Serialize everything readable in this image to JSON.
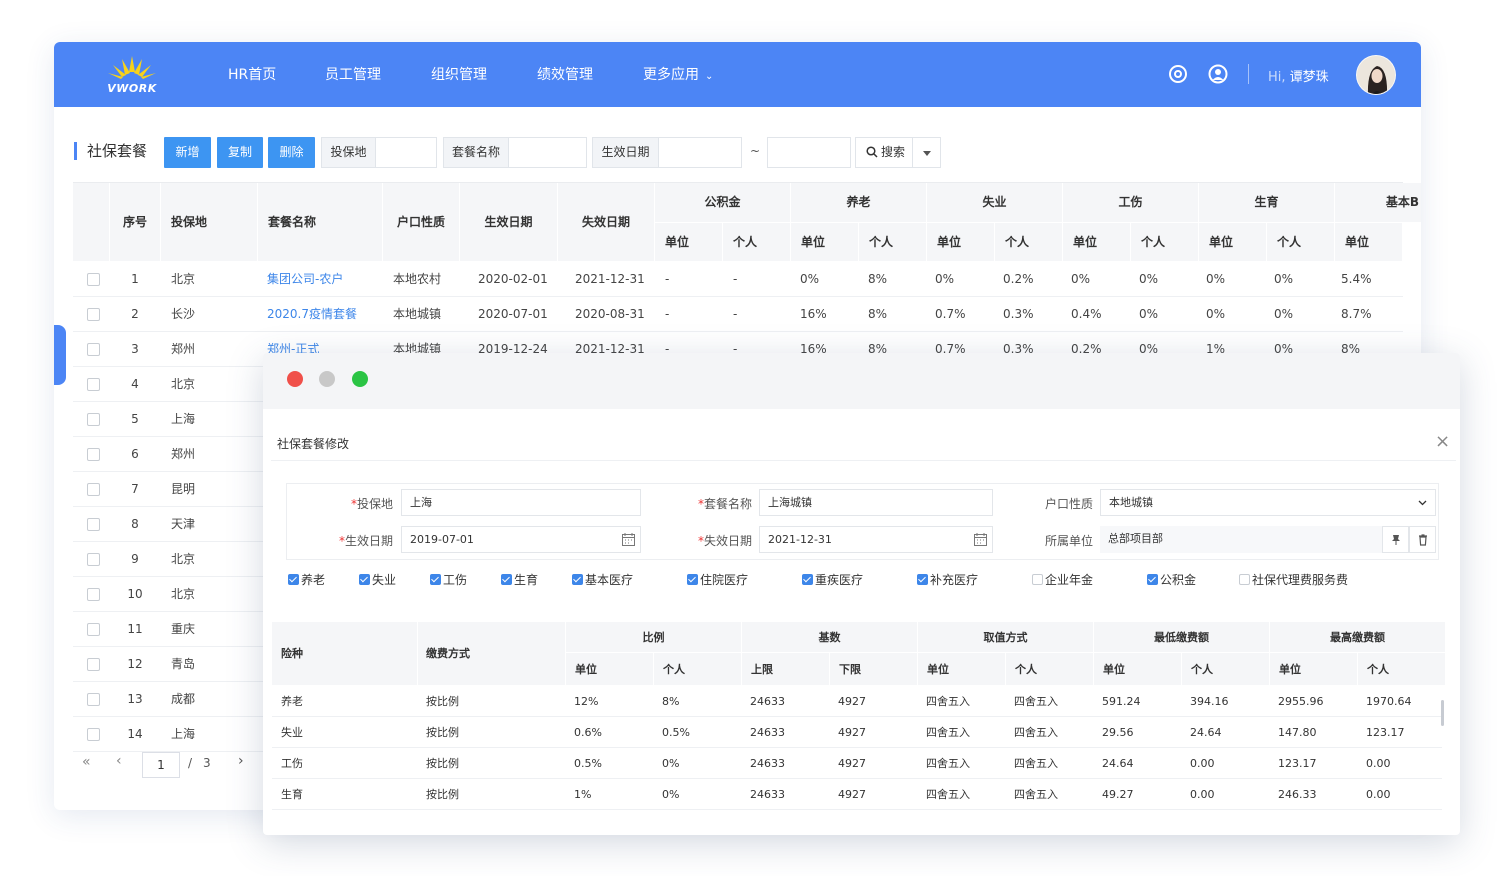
{
  "app": {
    "logo_text": "VWORK",
    "nav": [
      "HR首页",
      "员工管理",
      "组织管理",
      "绩效管理",
      "更多应用"
    ],
    "greeting_prefix": "Hi,",
    "user_name": "谭梦珠",
    "accent": "#4c85f5"
  },
  "toolbar": {
    "title": "社保套餐",
    "add": "新增",
    "copy": "复制",
    "delete": "删除",
    "location_label": "投保地",
    "package_label": "套餐名称",
    "date_label": "生效日期",
    "tilde": "~",
    "search": "搜索"
  },
  "grid": {
    "headers": {
      "seq": "序号",
      "location": "投保地",
      "package": "套餐名称",
      "hukou": "户口性质",
      "start": "生效日期",
      "end": "失效日期",
      "groups": [
        "公积金",
        "养老",
        "失业",
        "工伤",
        "生育",
        "基本B"
      ],
      "unit": "单位",
      "personal": "个人"
    },
    "rows": [
      {
        "seq": "1",
        "loc": "北京",
        "pkg": "集团公司-农户",
        "hukou": "本地农村",
        "start": "2020-02-01",
        "end": "2021-12-31",
        "v": [
          "-",
          "-",
          "0%",
          "8%",
          "0%",
          "0.2%",
          "0%",
          "0%",
          "0%",
          "0%",
          "5.4%"
        ]
      },
      {
        "seq": "2",
        "loc": "长沙",
        "pkg": "2020.7疫情套餐",
        "hukou": "本地城镇",
        "start": "2020-07-01",
        "end": "2020-08-31",
        "v": [
          "-",
          "-",
          "16%",
          "8%",
          "0.7%",
          "0.3%",
          "0.4%",
          "0%",
          "0%",
          "0%",
          "8.7%"
        ]
      },
      {
        "seq": "3",
        "loc": "郑州",
        "pkg": "郑州-正式",
        "hukou": "本地城镇",
        "start": "2019-12-24",
        "end": "2021-12-31",
        "v": [
          "-",
          "-",
          "16%",
          "8%",
          "0.7%",
          "0.3%",
          "0.2%",
          "0%",
          "1%",
          "0%",
          "8%"
        ]
      },
      {
        "seq": "4",
        "loc": "北京"
      },
      {
        "seq": "5",
        "loc": "上海"
      },
      {
        "seq": "6",
        "loc": "郑州"
      },
      {
        "seq": "7",
        "loc": "昆明"
      },
      {
        "seq": "8",
        "loc": "天津"
      },
      {
        "seq": "9",
        "loc": "北京"
      },
      {
        "seq": "10",
        "loc": "北京"
      },
      {
        "seq": "11",
        "loc": "重庆"
      },
      {
        "seq": "12",
        "loc": "青岛"
      },
      {
        "seq": "13",
        "loc": "成都"
      },
      {
        "seq": "14",
        "loc": "上海"
      }
    ]
  },
  "pager": {
    "current": "1",
    "sep": "/",
    "total": "3",
    "first": "«",
    "prev": "‹",
    "next": "›"
  },
  "modal": {
    "title": "社保套餐修改",
    "close": "×",
    "form": {
      "location_label": "投保地",
      "location_value": "上海",
      "package_label": "套餐名称",
      "package_value": "上海城镇",
      "hukou_label": "户口性质",
      "hukou_value": "本地城镇",
      "start_label": "生效日期",
      "start_value": "2019-07-01",
      "end_label": "失效日期",
      "end_value": "2021-12-31",
      "dept_label": "所属单位",
      "dept_value": "总部项目部",
      "required_mark": "*"
    },
    "checkboxes": [
      {
        "label": "养老",
        "checked": true
      },
      {
        "label": "失业",
        "checked": true
      },
      {
        "label": "工伤",
        "checked": true
      },
      {
        "label": "生育",
        "checked": true
      },
      {
        "label": "基本医疗",
        "checked": true
      },
      {
        "label": "住院医疗",
        "checked": true
      },
      {
        "label": "重疾医疗",
        "checked": true
      },
      {
        "label": "补充医疗",
        "checked": true
      },
      {
        "label": "企业年金",
        "checked": false
      },
      {
        "label": "公积金",
        "checked": true
      },
      {
        "label": "社保代理费服务费",
        "checked": false
      }
    ],
    "table": {
      "h_type": "险种",
      "h_method": "缴费方式",
      "h_ratio": "比例",
      "h_base": "基数",
      "h_round": "取值方式",
      "h_min": "最低缴费额",
      "h_max": "最高缴费额",
      "h_unit": "单位",
      "h_personal": "个人",
      "h_upper": "上限",
      "h_lower": "下限",
      "rows": [
        [
          "养老",
          "按比例",
          "12%",
          "8%",
          "24633",
          "4927",
          "四舍五入",
          "四舍五入",
          "591.24",
          "394.16",
          "2955.96",
          "1970.64"
        ],
        [
          "失业",
          "按比例",
          "0.6%",
          "0.5%",
          "24633",
          "4927",
          "四舍五入",
          "四舍五入",
          "29.56",
          "24.64",
          "147.80",
          "123.17"
        ],
        [
          "工伤",
          "按比例",
          "0.5%",
          "0%",
          "24633",
          "4927",
          "四舍五入",
          "四舍五入",
          "24.64",
          "0.00",
          "123.17",
          "0.00"
        ],
        [
          "生育",
          "按比例",
          "1%",
          "0%",
          "24633",
          "4927",
          "四舍五入",
          "四舍五入",
          "49.27",
          "0.00",
          "246.33",
          "0.00"
        ]
      ]
    }
  }
}
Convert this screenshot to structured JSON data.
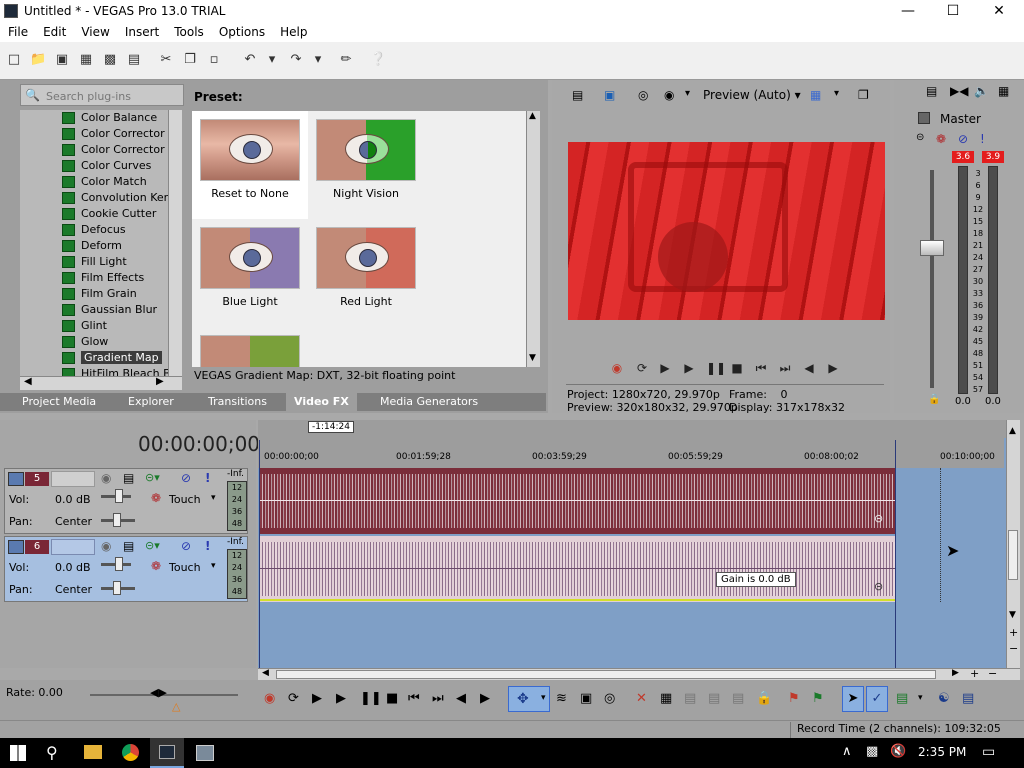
{
  "window": {
    "title": "Untitled * - VEGAS Pro 13.0 TRIAL",
    "minimize": "—",
    "maximize": "☐",
    "close": "✕"
  },
  "menu": [
    "File",
    "Edit",
    "View",
    "Insert",
    "Tools",
    "Options",
    "Help"
  ],
  "plugins": {
    "search_placeholder": "Search plug-ins",
    "items": [
      "Color Balance",
      "Color Corrector",
      "Color Corrector (S",
      "Color Curves",
      "Color Match",
      "Convolution Kerne",
      "Cookie Cutter",
      "Defocus",
      "Deform",
      "Fill Light",
      "Film Effects",
      "Film Grain",
      "Gaussian Blur",
      "Glint",
      "Glow",
      "Gradient Map",
      "HitFilm Bleach Byp"
    ],
    "selected": "Gradient Map"
  },
  "presets": {
    "heading": "Preset:",
    "items": [
      "Reset to None",
      "Night Vision",
      "Blue Light",
      "Red  Light"
    ],
    "footer": "VEGAS Gradient Map: DXT, 32-bit floating point"
  },
  "tabs": [
    "Project Media",
    "Explorer",
    "Transitions",
    "Video FX",
    "Media Generators"
  ],
  "active_tab": "Video FX",
  "preview": {
    "mode": "Preview (Auto)",
    "project_label": "Project:",
    "project_value": "1280x720, 29.970p",
    "preview_label": "Preview:",
    "preview_value": "320x180x32, 29.970p",
    "frame_label": "Frame:",
    "frame_value": "0",
    "display_label": "Display:",
    "display_value": "317x178x32"
  },
  "master": {
    "title": "Master",
    "peak_left": "3.6",
    "peak_right": "3.9",
    "scale": [
      "3",
      "6",
      "9",
      "12",
      "15",
      "18",
      "21",
      "24",
      "27",
      "30",
      "33",
      "36",
      "39",
      "42",
      "45",
      "48",
      "51",
      "54",
      "57"
    ],
    "value_left": "0.0",
    "value_right": "0.0"
  },
  "timeline": {
    "timecode": "00:00:00;00",
    "marker_length": "-1:14:24",
    "ruler": [
      "00:00:00;00",
      "00:01:59;28",
      "00:03:59;29",
      "00:05:59;29",
      "00:08:00;02",
      "00:10:00;00"
    ],
    "tooltip": "Gain is 0.0 dB"
  },
  "tracks": [
    {
      "number": "5",
      "vol_label": "Vol:",
      "vol_value": "0.0 dB",
      "pan_label": "Pan:",
      "pan_value": "Center",
      "mode": "Touch",
      "meter_top": "-Inf.",
      "meter_scale": [
        "12",
        "24",
        "36",
        "48"
      ]
    },
    {
      "number": "6",
      "vol_label": "Vol:",
      "vol_value": "0.0 dB",
      "pan_label": "Pan:",
      "pan_value": "Center",
      "mode": "Touch",
      "meter_top": "-Inf.",
      "meter_scale": [
        "12",
        "24",
        "36",
        "48"
      ]
    }
  ],
  "rate": "Rate: 0.00",
  "status": "Record Time (2 channels): 109:32:05",
  "clock": "2:35 PM",
  "colors": {
    "preview_red": "#c81a1a",
    "track5_wave": "#8a3a46",
    "track6_wave": "#e2cfd6",
    "timeline_bg": "#7f9fc6"
  }
}
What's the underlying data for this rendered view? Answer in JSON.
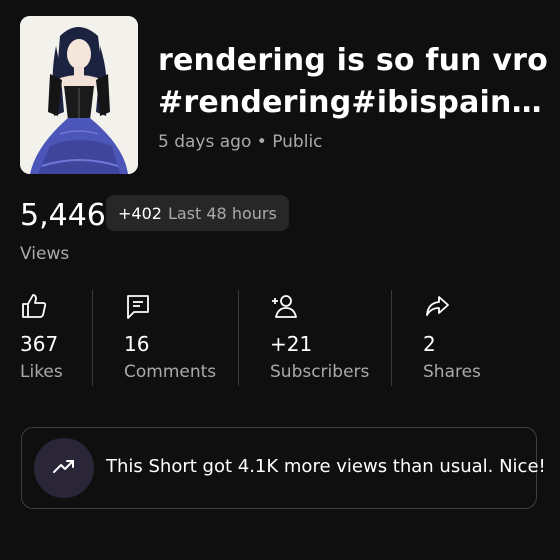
{
  "video": {
    "title_line1": "rendering is so fun vro",
    "title_line2": "#rendering#ibispaint...",
    "age": "5 days ago",
    "separator": "•",
    "visibility": "Public"
  },
  "views": {
    "count": "5,446",
    "delta": "+402",
    "period": "Last 48 hours",
    "label": "Views"
  },
  "stats": [
    {
      "icon": "thumbs-up-icon",
      "value": "367",
      "label": "Likes"
    },
    {
      "icon": "comment-icon",
      "value": "16",
      "label": "Comments"
    },
    {
      "icon": "add-person-icon",
      "value": "+21",
      "label": "Subscribers"
    },
    {
      "icon": "share-icon",
      "value": "2",
      "label": "Shares"
    }
  ],
  "insight": {
    "icon": "trending-up-icon",
    "message": "This Short got 4.1K more views than usual. Nice!",
    "accent": "#2a2537"
  }
}
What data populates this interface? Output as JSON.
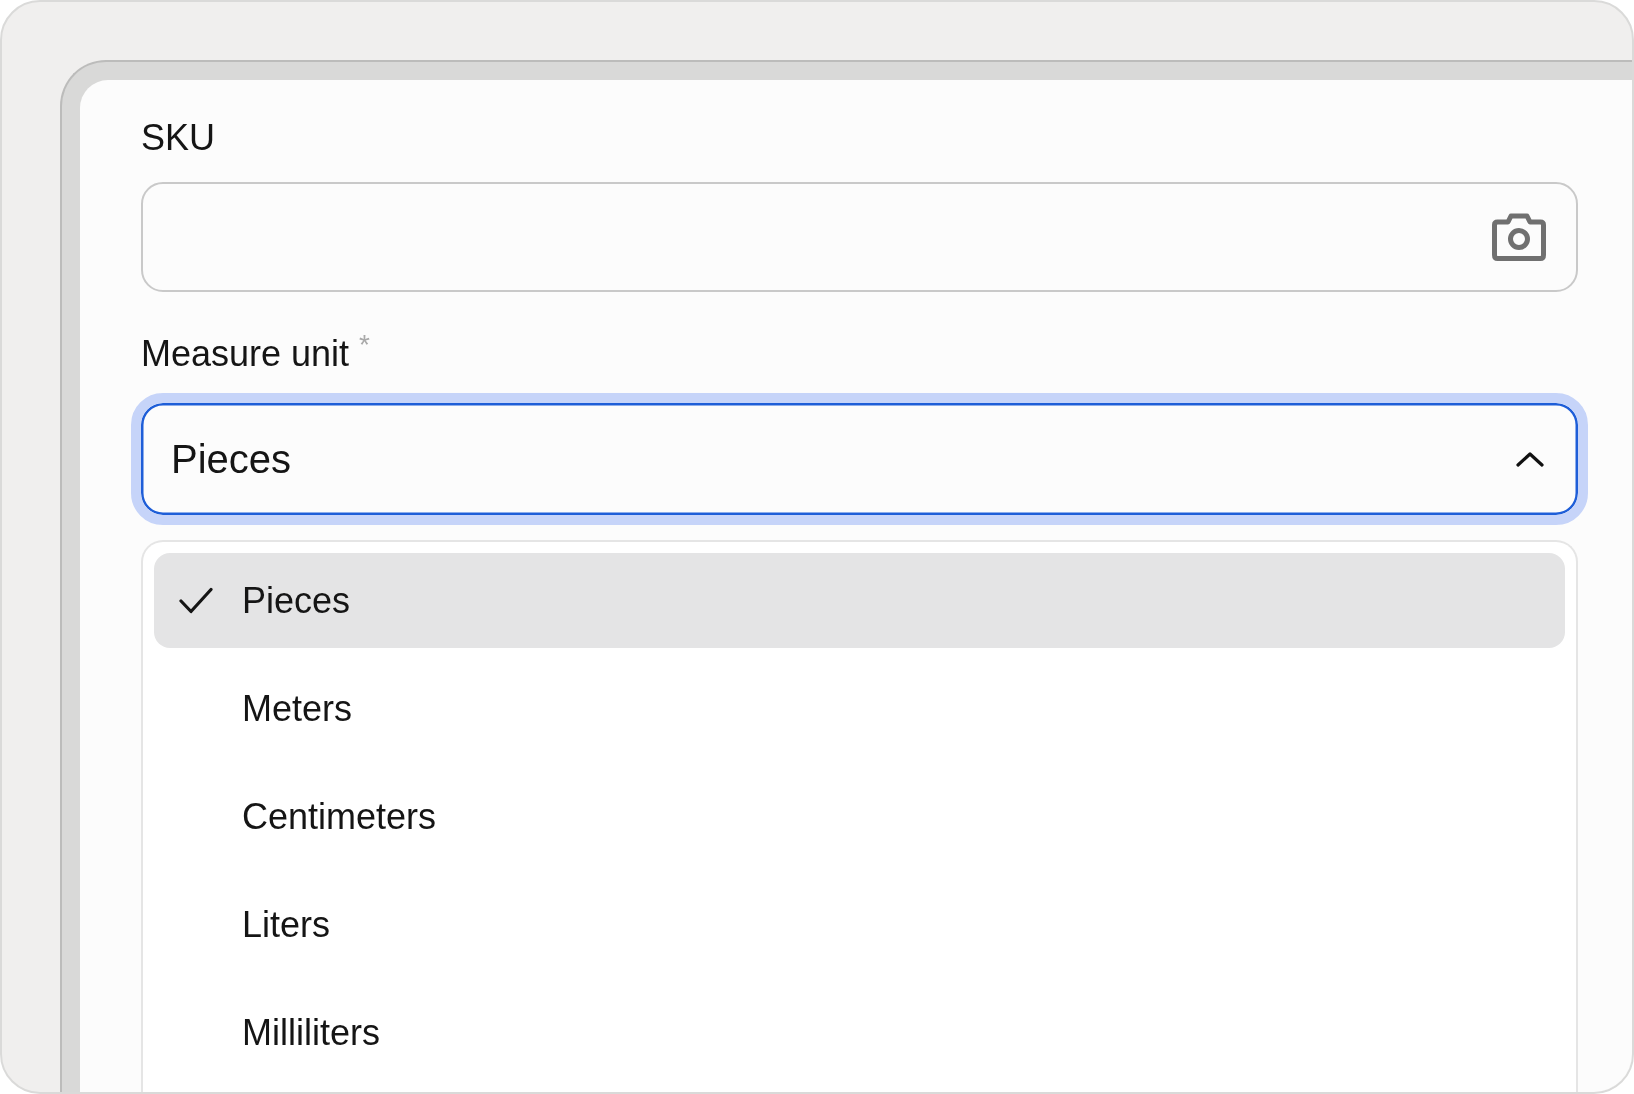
{
  "sku": {
    "label": "SKU"
  },
  "measure_unit": {
    "label": "Measure unit",
    "required_mark": "*",
    "value": "Pieces",
    "focused": true,
    "expanded": true,
    "options": [
      {
        "label": "Pieces",
        "selected": true
      },
      {
        "label": "Meters",
        "selected": false
      },
      {
        "label": "Centimeters",
        "selected": false
      },
      {
        "label": "Liters",
        "selected": false
      },
      {
        "label": "Milliliters",
        "selected": false
      }
    ]
  }
}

■ ■ ■

* Exercise aim *
Find how many lines of the material carry the string "rendering". Only the number should be in the answer.

* Task result *
2